═══ DATA SHOWN

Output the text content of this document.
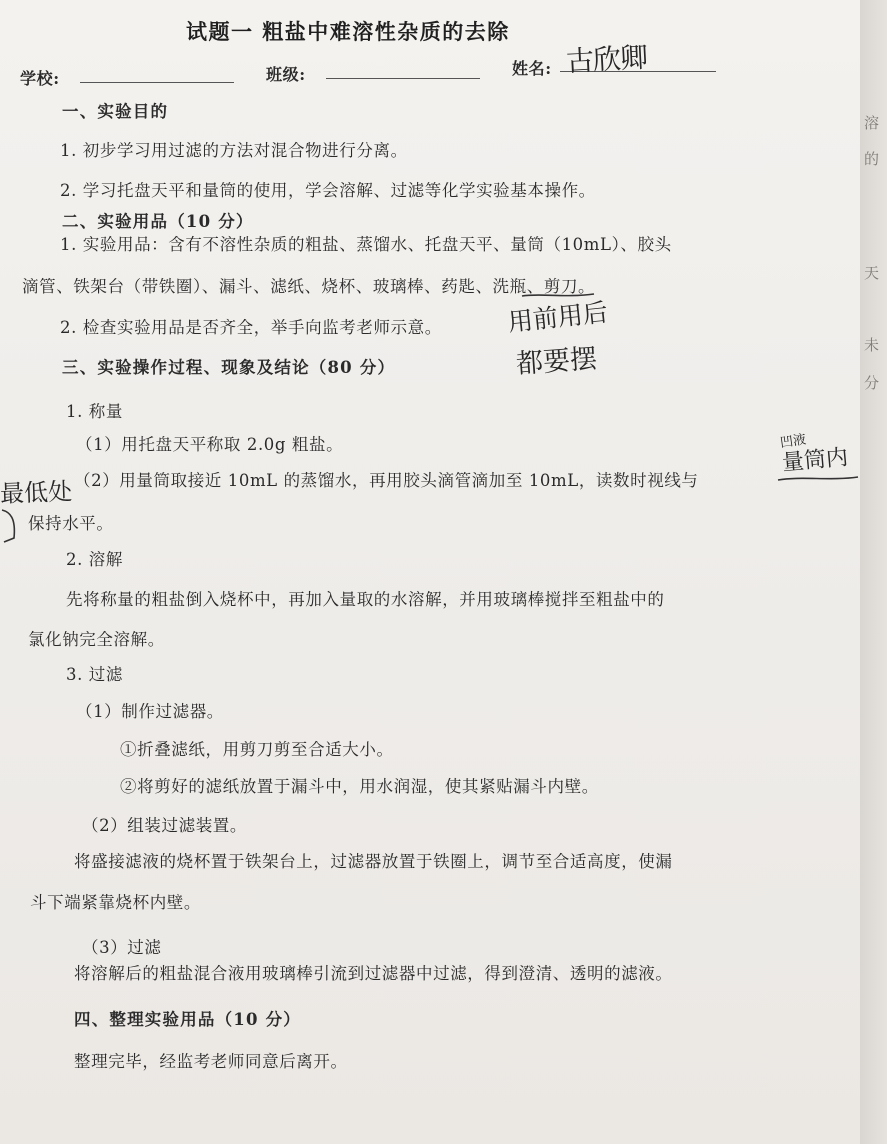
试题一 粗盐中难溶性杂质的去除
学校:	班级:	姓名: 古欣卿
一、实验目的
1. 初步学习用过滤的方法对混合物进行分离。
2. 学习托盘天平和量筒的使用，学会溶解、过滤等化学实验基本操作。
二、实验用品（10 分）
1. 实验用品：含有不溶性杂质的粗盐、蒸馏水、托盘天平、量筒（10mL）、胶头
滴管、铁架台（带铁圈）、漏斗、滤纸、烧杯、玻璃棒、药匙、洗瓶、剪刀。
2. 检查实验用品是否齐全，举手向监考老师示意。	用前用后
都要摆
三、实验操作过程、现象及结论（80 分）
1. 称量
（1）用托盘天平称取 2.0g 粗盐。
（2）用量筒取接近 10mL 的蒸馏水，再用胶头滴管滴加至 10mL，读数时视线与
保持水平。
凹液
量筒内
最低处
2. 溶解
先将称量的粗盐倒入烧杯中，再加入量取的水溶解，并用玻璃棒搅拌至粗盐中的
氯化钠完全溶解。
3. 过滤
（1）制作过滤器。
①折叠滤纸，用剪刀剪至合适大小。
②将剪好的滤纸放置于漏斗中，用水润湿，使其紧贴漏斗内壁。
（2）组装过滤装置。
将盛接滤液的烧杯置于铁架台上，过滤器放置于铁圈上，调节至合适高度，使漏
斗下端紧靠烧杯内壁。
（3）过滤
将溶解后的粗盐混合液用玻璃棒引流到过滤器中过滤，得到澄清、透明的滤液。
四、整理实验用品（10 分）
整理完毕，经监考老师同意后离开。
溶
的
天
未
分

══════

_TASK DESCRIPTION_. Go back to the records above and write them out exactly, without the pictures.

_WRITTEN SOLUTION_.
Output the text content of this document.
试题一 粗盐中难溶性杂质的去除
学校:	班级:	姓名: 古欣卿
一、实验目的
1. 初步学习用过滤的方法对混合物进行分离。
2. 学习托盘天平和量筒的使用，学会溶解、过滤等化学实验基本操作。
二、实验用品（10 分）
1. 实验用品：含有不溶性杂质的粗盐、蒸馏水、托盘天平、量筒（10mL）、胶头
滴管、铁架台（带铁圈）、漏斗、滤纸、烧杯、玻璃棒、药匙、洗瓶、剪刀。
2. 检查实验用品是否齐全，举手向监考老师示意。	用前用后
都要摆
三、实验操作过程、现象及结论（80 分）
1. 称量
（1）用托盘天平称取 2.0g 粗盐。
（2）用量筒取接近 10mL 的蒸馏水，再用胶头滴管滴加至 10mL，读数时视线与
保持水平。
凹液
量筒内
最低处
2. 溶解
先将称量的粗盐倒入烧杯中，再加入量取的水溶解，并用玻璃棒搅拌至粗盐中的
氯化钠完全溶解。
3. 过滤
（1）制作过滤器。
①折叠滤纸，用剪刀剪至合适大小。
②将剪好的滤纸放置于漏斗中，用水润湿，使其紧贴漏斗内壁。
（2）组装过滤装置。
将盛接滤液的烧杯置于铁架台上，过滤器放置于铁圈上，调节至合适高度，使漏
斗下端紧靠烧杯内壁。
（3）过滤
将溶解后的粗盐混合液用玻璃棒引流到过滤器中过滤，得到澄清、透明的滤液。
四、整理实验用品（10 分）
整理完毕，经监考老师同意后离开。
溶
的
天
未
分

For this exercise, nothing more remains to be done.